- _Exercise_
Find every line in the records that holds the string "следующей". Copy each one.

***** Supplied entries *****

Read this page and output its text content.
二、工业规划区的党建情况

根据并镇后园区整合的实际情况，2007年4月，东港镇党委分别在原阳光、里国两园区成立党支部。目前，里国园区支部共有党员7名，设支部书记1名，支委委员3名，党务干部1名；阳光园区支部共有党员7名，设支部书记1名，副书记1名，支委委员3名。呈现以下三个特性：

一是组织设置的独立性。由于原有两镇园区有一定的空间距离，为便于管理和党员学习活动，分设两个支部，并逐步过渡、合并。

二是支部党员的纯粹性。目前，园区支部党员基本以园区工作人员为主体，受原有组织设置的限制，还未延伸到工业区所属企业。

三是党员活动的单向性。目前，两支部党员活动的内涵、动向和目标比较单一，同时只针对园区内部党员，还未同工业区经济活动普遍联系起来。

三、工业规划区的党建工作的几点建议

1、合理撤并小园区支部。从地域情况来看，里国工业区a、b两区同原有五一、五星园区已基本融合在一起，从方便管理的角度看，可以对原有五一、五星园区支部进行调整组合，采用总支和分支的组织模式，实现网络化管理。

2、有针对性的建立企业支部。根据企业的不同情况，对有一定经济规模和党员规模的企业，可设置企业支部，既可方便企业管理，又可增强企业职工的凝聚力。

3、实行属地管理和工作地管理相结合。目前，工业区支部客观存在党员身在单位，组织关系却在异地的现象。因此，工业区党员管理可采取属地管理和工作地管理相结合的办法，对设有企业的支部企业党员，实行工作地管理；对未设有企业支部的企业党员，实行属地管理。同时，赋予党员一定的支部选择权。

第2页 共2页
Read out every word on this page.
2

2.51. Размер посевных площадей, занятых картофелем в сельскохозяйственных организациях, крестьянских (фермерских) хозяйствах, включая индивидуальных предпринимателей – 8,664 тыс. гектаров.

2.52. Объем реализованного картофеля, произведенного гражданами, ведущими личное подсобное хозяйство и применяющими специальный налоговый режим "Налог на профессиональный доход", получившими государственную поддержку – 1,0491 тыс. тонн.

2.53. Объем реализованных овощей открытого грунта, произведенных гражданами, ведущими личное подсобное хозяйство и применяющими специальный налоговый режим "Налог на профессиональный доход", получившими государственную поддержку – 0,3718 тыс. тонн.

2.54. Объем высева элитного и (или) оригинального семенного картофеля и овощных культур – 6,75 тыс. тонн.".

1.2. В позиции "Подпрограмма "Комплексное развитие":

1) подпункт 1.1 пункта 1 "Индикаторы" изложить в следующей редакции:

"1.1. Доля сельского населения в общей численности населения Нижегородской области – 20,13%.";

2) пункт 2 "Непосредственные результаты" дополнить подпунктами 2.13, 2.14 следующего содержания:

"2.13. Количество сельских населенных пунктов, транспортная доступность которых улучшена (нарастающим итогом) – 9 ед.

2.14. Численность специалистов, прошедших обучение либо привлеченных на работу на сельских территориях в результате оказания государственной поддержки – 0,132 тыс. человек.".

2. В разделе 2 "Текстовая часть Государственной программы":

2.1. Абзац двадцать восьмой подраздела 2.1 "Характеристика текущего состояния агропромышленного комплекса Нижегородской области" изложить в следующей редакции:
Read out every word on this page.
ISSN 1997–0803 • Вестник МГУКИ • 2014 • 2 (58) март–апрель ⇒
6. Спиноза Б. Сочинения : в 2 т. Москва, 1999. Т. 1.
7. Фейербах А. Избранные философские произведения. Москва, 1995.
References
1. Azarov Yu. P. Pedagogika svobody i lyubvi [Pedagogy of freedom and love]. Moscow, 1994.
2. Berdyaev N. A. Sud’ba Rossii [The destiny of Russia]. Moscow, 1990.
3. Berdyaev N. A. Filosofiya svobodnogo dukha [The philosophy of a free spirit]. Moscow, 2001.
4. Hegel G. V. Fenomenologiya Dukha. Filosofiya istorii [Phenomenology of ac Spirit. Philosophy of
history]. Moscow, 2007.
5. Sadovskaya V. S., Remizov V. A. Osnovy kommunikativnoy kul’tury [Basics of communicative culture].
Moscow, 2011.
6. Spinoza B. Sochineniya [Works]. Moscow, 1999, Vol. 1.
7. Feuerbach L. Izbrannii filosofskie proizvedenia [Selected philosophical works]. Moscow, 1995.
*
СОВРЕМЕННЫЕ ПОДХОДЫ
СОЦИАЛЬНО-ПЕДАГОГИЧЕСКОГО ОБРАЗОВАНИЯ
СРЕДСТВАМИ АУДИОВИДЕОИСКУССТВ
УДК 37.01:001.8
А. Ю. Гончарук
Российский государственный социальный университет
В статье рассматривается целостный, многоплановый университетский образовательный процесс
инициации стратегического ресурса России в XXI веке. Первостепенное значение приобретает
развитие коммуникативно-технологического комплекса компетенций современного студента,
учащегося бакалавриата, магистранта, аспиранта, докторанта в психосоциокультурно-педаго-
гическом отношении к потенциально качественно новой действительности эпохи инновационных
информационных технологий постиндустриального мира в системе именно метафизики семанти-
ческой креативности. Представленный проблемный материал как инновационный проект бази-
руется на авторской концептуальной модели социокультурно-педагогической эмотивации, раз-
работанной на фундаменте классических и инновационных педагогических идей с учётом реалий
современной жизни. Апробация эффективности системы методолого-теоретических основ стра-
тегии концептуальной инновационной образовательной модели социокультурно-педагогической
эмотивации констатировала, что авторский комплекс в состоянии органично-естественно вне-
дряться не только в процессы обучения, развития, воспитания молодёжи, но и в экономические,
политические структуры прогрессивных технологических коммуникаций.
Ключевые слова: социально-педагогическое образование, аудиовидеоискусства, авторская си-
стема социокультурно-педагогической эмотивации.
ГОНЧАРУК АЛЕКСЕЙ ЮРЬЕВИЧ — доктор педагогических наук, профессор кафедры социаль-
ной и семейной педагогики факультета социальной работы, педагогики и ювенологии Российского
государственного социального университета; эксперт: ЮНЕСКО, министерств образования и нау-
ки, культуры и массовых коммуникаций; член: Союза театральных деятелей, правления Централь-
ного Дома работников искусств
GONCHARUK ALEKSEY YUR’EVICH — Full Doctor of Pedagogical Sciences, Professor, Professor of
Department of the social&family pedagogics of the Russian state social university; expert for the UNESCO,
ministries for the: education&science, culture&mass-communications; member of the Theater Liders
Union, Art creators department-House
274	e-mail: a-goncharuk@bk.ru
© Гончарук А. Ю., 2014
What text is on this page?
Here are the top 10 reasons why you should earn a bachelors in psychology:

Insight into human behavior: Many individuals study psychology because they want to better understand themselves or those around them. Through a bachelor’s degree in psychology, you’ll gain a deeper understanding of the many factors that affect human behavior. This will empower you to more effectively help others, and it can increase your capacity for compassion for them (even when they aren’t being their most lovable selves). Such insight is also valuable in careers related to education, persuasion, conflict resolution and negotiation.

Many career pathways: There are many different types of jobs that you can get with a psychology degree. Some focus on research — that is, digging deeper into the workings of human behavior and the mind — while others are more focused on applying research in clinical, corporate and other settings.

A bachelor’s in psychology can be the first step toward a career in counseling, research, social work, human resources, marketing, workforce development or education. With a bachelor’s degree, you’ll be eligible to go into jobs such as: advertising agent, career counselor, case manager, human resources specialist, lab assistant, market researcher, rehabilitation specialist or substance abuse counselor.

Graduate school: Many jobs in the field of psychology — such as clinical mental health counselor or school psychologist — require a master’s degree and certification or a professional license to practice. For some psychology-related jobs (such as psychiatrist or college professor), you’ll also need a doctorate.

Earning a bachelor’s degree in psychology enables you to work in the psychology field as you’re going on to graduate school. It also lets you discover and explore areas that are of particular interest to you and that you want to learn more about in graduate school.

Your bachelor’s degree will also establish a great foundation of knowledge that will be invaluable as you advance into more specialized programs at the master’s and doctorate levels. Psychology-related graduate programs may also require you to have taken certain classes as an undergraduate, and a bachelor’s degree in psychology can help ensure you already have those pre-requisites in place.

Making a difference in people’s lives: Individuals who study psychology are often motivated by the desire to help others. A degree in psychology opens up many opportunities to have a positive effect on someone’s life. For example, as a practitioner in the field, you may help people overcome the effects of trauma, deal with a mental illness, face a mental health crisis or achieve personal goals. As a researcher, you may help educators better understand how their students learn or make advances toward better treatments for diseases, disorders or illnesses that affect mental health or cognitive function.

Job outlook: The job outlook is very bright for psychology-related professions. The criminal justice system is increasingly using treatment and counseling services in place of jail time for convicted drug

*****

- _Result below_
1) подпункт 1.1 пункта 1 "Индикаторы" изложить в следующей редакции:
2.1. Абзац двадцать восьмой подраздела 2.1 "Характеристика текущего состояния агропромышленного комплекса Нижегородской области" изложить в следующей редакции:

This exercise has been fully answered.